(Beginning of Document excerpt)
Fig. 5: Distinct regulatory mechanisms of NFκB target genes depending on their response time.

Diagram of the distinct transcription regulatory mechanisms that characterizes each TNF-induced NFκB target gene cluster. Mean fold change in nuclear NFκB abundance of two biological replicates in Ctrl and siIκBα were interpolated to every second (same method used in mathematical modeling) and were max-normalized from 0 to 1 together, shown as line graphs in the top panel. The dots indicate the data from fixed-cell immunofluorescence experiments. The bottom panel shows the schematic curves of the expression patterns of ERGs, IRGs, and DRGs in subcluster 2. Despite the persistent pattern of nuclear NFκB abundance in siIκBα, post-induction repression was observed for the ERGs, and model v4 was the most effective model to recapitulate post-induction repression and reduced expression. For the IRGs, the 3-state cycle model was the most effective model, and for the DRGs, the simple model was the most effective model. The complexity of the transcription regulatory mechanisms increases as the response time of transcription decreases. Inflammation and cancer-related JUNB and KLF10, respectively, showed a transient fold change in expression, indicating that post-induction repression mechanism safeguards gene expression from overproduction, protecting from inflammatory diseases and tumor progression.
(End of Document excerpt)
- What to do
1. In the Fig. 5 caption, which model was the most effective for the IRGs?
2. Do the following statements agree with the Fig. 5 caption? Answer yes or no for each, and quote the words from the caption that decide it.
(a) The nuclear NFκB abundance values were max-normalized from 0 to 1.
(b) The simple model was the most effective model for the ERGs.
(c) The dots come from live-cell imaging experiments.
(Beginning of Excerpted records)
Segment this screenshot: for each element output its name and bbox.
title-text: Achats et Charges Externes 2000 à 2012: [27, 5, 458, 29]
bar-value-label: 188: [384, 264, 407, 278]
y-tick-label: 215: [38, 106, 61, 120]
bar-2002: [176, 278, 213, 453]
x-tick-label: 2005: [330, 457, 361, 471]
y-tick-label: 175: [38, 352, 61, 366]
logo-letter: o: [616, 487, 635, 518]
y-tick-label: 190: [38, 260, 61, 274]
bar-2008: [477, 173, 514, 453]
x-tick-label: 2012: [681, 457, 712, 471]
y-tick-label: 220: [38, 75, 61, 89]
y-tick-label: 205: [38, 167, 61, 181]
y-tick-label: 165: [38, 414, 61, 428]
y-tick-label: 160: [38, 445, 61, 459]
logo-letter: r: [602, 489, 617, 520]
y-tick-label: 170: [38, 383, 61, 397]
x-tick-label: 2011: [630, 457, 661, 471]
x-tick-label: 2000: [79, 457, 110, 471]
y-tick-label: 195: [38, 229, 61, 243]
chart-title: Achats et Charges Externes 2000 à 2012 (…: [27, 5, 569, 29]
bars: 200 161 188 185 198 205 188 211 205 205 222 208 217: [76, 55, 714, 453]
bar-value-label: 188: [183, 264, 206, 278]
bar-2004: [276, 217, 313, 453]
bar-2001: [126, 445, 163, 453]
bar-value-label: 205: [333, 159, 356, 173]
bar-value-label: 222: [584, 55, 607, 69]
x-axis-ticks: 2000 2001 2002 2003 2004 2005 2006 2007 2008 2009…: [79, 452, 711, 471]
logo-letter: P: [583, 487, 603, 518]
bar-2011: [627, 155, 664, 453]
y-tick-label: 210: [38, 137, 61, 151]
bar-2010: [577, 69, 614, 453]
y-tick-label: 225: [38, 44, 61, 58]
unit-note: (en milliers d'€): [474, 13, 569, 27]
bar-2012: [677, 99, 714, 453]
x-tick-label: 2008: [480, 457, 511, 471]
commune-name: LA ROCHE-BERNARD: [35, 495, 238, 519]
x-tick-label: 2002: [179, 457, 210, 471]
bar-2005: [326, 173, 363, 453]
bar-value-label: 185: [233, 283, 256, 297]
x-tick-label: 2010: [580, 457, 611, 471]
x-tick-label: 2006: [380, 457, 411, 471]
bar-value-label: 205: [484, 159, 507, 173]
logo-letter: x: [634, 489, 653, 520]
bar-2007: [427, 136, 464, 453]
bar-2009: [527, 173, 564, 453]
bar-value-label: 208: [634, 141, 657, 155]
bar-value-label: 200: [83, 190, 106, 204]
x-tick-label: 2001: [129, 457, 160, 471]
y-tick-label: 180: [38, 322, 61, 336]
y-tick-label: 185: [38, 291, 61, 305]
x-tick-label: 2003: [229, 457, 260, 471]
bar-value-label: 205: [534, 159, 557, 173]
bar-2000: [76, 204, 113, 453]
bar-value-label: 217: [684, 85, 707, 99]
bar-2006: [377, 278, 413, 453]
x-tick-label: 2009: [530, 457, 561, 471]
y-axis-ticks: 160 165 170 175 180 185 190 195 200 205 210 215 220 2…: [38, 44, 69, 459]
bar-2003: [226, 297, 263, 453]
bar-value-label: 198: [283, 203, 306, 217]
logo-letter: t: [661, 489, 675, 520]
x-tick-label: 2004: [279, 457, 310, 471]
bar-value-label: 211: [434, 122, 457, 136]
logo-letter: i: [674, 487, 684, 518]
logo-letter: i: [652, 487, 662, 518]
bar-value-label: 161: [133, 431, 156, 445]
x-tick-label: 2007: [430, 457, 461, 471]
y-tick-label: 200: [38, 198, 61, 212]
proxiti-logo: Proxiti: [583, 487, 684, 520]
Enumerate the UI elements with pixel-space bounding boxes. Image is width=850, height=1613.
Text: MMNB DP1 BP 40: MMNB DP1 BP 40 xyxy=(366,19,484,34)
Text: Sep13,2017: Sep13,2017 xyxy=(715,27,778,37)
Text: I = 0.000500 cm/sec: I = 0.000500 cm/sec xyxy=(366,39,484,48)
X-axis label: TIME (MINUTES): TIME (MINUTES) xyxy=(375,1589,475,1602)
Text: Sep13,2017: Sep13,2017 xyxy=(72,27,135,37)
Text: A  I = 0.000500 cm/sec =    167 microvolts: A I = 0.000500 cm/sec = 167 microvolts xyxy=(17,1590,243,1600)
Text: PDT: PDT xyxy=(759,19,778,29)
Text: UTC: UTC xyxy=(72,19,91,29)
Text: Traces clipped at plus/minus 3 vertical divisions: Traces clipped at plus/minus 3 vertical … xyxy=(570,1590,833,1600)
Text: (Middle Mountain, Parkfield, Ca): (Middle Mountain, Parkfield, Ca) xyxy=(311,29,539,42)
(End of Excerpted records)
- Answers below
1. The 3-state cycle model.

2.
(a) Yes: "were max-normalized from 0 to 1 together"
(b) No: "model v4 was the most effective model to recapitulate post-induction repression and reduced expression"
(c) No: "The dots indicate the data from fixed-cell immunofluorescence experiments."